**WHAT IS NEEDED**
Gather every line in the records below that contains the string "outline" and copy each one. Match case exactly.

**ENTRIES SHOWN**
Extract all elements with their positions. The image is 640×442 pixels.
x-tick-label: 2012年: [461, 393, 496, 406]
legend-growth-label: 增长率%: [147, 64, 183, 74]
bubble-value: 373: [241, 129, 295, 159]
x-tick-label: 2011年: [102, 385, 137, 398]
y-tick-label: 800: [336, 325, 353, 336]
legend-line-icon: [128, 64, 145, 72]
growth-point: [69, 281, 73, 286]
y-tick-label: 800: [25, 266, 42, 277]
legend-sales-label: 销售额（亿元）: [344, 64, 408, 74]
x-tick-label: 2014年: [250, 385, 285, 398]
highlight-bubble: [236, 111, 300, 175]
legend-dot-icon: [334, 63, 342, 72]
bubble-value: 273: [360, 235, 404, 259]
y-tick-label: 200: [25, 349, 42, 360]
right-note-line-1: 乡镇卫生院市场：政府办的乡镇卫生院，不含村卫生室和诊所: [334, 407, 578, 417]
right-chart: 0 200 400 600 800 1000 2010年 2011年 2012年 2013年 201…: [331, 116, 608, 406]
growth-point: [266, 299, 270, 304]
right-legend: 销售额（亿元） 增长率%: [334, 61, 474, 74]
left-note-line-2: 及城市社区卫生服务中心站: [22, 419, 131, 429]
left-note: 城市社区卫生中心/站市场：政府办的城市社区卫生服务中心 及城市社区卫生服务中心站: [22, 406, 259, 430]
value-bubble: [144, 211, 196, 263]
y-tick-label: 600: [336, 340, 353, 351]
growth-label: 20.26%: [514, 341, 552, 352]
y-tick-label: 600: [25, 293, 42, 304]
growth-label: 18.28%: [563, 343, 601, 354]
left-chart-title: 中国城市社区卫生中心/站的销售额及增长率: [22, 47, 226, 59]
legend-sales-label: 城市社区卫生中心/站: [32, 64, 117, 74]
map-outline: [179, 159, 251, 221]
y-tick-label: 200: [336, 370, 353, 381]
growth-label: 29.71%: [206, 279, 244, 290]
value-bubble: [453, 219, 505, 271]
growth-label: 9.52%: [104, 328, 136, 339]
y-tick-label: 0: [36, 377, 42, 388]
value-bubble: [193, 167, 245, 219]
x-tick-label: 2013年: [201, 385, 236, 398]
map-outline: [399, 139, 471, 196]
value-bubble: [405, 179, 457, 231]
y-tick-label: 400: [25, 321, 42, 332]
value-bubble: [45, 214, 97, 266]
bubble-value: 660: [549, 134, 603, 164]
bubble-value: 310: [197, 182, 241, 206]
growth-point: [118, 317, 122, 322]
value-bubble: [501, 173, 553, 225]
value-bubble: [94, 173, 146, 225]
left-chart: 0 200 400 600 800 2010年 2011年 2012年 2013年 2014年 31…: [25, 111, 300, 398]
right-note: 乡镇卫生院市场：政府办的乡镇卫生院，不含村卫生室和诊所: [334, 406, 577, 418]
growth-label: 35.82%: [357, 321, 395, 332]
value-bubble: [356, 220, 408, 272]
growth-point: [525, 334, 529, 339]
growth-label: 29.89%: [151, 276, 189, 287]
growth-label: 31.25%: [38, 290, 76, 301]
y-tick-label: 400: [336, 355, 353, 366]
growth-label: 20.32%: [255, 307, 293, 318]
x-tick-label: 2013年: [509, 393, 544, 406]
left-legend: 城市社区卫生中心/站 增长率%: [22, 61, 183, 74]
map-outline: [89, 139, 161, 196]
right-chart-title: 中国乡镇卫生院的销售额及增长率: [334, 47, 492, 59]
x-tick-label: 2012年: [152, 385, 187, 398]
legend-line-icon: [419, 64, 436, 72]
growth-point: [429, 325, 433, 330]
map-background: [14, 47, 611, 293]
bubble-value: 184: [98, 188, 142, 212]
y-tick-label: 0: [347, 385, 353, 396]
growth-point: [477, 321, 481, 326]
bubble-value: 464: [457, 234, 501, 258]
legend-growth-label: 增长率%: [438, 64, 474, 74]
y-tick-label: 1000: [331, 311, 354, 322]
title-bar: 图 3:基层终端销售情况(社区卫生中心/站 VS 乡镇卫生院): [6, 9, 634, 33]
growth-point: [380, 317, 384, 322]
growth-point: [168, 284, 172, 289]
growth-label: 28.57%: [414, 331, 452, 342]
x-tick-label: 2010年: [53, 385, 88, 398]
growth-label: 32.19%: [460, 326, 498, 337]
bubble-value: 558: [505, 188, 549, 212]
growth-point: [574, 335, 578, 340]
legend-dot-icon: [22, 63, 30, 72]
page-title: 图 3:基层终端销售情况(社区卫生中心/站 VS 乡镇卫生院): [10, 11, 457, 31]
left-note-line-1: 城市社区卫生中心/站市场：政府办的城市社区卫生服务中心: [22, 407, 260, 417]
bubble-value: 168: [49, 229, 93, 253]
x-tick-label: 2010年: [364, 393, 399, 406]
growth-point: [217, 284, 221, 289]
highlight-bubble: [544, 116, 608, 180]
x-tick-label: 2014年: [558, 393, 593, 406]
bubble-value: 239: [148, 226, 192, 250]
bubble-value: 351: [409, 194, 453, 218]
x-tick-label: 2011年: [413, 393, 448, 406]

**EXERCISE ANSWER**
map-outline: [179, 159, 251, 221]
map-outline: [399, 139, 471, 196]
map-outline: [89, 139, 161, 196]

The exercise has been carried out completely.